=== ENTRIES ===
.....
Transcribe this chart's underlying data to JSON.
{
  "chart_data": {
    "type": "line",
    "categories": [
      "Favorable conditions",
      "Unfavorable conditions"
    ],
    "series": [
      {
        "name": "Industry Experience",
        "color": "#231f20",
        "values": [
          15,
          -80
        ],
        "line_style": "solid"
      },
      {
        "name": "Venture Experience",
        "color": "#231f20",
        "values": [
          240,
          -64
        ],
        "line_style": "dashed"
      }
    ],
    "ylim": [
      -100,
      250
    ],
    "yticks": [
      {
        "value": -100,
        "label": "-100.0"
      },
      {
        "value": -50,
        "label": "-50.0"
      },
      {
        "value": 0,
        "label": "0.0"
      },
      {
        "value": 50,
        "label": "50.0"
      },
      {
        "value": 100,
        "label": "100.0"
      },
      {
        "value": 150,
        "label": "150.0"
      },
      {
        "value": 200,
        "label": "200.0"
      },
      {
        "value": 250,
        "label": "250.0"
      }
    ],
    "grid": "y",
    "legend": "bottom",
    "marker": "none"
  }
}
.....
Every record should be given again exactly.

Transcribe this chart's underlying data to JSON.
{
  "chart_data": {
    "type": "line",
    "categories": [
      "Favorable conditions",
      "Unfavorable conditions"
    ],
    "series": [
      {
        "name": "Industry Experience",
        "color": "#231f20",
        "values": [
          15,
          -80
        ],
        "line_style": "solid"
      },
      {
        "name": "Venture Experience",
        "color": "#231f20",
        "values": [
          240,
          -64
        ],
        "line_style": "dashed"
      }
    ],
    "ylim": [
      -100,
      250
    ],
    "yticks": [
      {
        "value": -100,
        "label": "-100.0"
      },
      {
        "value": -50,
        "label": "-50.0"
      },
      {
        "value": 0,
        "label": "0.0"
      },
      {
        "value": 50,
        "label": "50.0"
      },
      {
        "value": 100,
        "label": "100.0"
      },
      {
        "value": 150,
        "label": "150.0"
      },
      {
        "value": 200,
        "label": "200.0"
      },
      {
        "value": 250,
        "label": "250.0"
      }
    ],
    "grid": "y",
    "legend": "bottom",
    "marker": "none"
  }
}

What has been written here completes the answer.